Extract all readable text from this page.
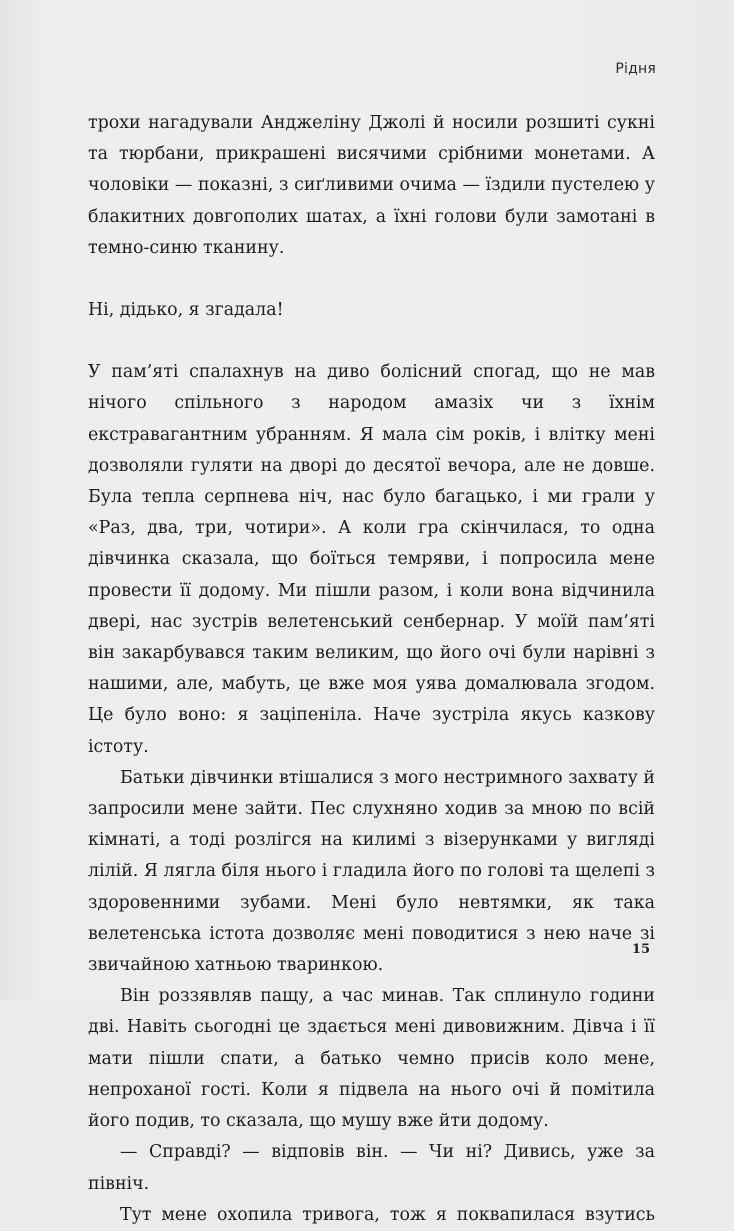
Рідня

трохи нагадували Анджеліну Джолі й носили розшиті сукні та тюрбани, прикрашені висячими срібними монетами. А чоловіки — показні, з сиґливими очима — їздили пустелею у блакитних довгополих шатах, а їхні голови були замотані в темно-синю тканину.

Ні, дідько, я згадала!

У пам’яті спалахнув на диво болісний спогад, що не мав нічого спільного з народом амазіх чи з їхнім екстравагантним убранням. Я мала сім років, і влітку мені дозволяли гуляти на дворі до десятої вечора, але не довше. Була тепла серпнева ніч, нас було багацько, і ми грали у «Раз, два, три, чотири». А коли гра скінчилася, то одна дівчинка сказала, що боїться темряви, і попросила мене провести її додому. Ми пішли разом, і коли вона відчинила двері, нас зустрів велетенський сенбернар. У моїй пам’яті він закарбувався таким великим, що його очі були нарівні з нашими, але, мабуть, це вже моя уява домалювала згодом. Це було воно: я заціпеніла. Наче зустріла якусь казкову істоту.

Батьки дівчинки втішалися з мого нестримного захвату й запросили мене зайти. Пес слухняно ходив за мною по всій кімнаті, а тоді розлігся на килимі з візерунками у вигляді лілій. Я лягла біля нього і гладила його по голові та щелепі з здоровенними зубами. Мені було невтямки, як така велетенська істота дозволяє мені поводитися з нею наче зі звичайною хатньою тваринкою.

Він роззявляв пащу, а час минав. Так сплинуло години дві. Навіть сьогодні це здається мені дивовижним. Дівча і її мати пішли спати, а батько чемно присів коло мене, непроханої гості. Коли я підвела на нього очі й помітила його подив, то сказала, що мушу вже йти додому.

— Справді? — відповів він. — Чи ні? Дивись, уже за північ.

Тут мене охопила тривога, тож я поквапилася взутись

15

◆ **Request**
Copy each line of the records precisely and drop any images they hold.

◆ **Solution for this exercise**
Extract all readable text from this page.
Рідня

трохи нагадували Анджеліну Джолі й носили розшиті сукні та тюрбани, прикрашені висячими срібними монетами. А чоловіки — показні, з сиґливими очима — їздили пустелею у блакитних довгополих шатах, а їхні голови були замотані в темно-синю тканину.

Ні, дідько, я згадала!

У пам’яті спалахнув на диво болісний спогад, що не мав нічого спільного з народом амазіх чи з їхнім екстравагантним убранням. Я мала сім років, і влітку мені дозволяли гуляти на дворі до десятої вечора, але не довше. Була тепла серпнева ніч, нас було багацько, і ми грали у «Раз, два, три, чотири». А коли гра скінчилася, то одна дівчинка сказала, що боїться темряви, і попросила мене провести її додому. Ми пішли разом, і коли вона відчинила двері, нас зустрів велетенський сенбернар. У моїй пам’яті він закарбувався таким великим, що його очі були нарівні з нашими, але, мабуть, це вже моя уява домалювала згодом. Це було воно: я заціпеніла. Наче зустріла якусь казкову істоту.

Батьки дівчинки втішалися з мого нестримного захвату й запросили мене зайти. Пес слухняно ходив за мною по всій кімнаті, а тоді розлігся на килимі з візерунками у вигляді лілій. Я лягла біля нього і гладила його по голові та щелепі з здоровенними зубами. Мені було невтямки, як така велетенська істота дозволяє мені поводитися з нею наче зі звичайною хатньою тваринкою.

Він роззявляв пащу, а час минав. Так сплинуло години дві. Навіть сьогодні це здається мені дивовижним. Дівча і її мати пішли спати, а батько чемно присів коло мене, непроханої гості. Коли я підвела на нього очі й помітила його подив, то сказала, що мушу вже йти додому.

— Справді? — відповів він. — Чи ні? Дивись, уже за північ.

Тут мене охопила тривога, тож я поквапилася взутись

15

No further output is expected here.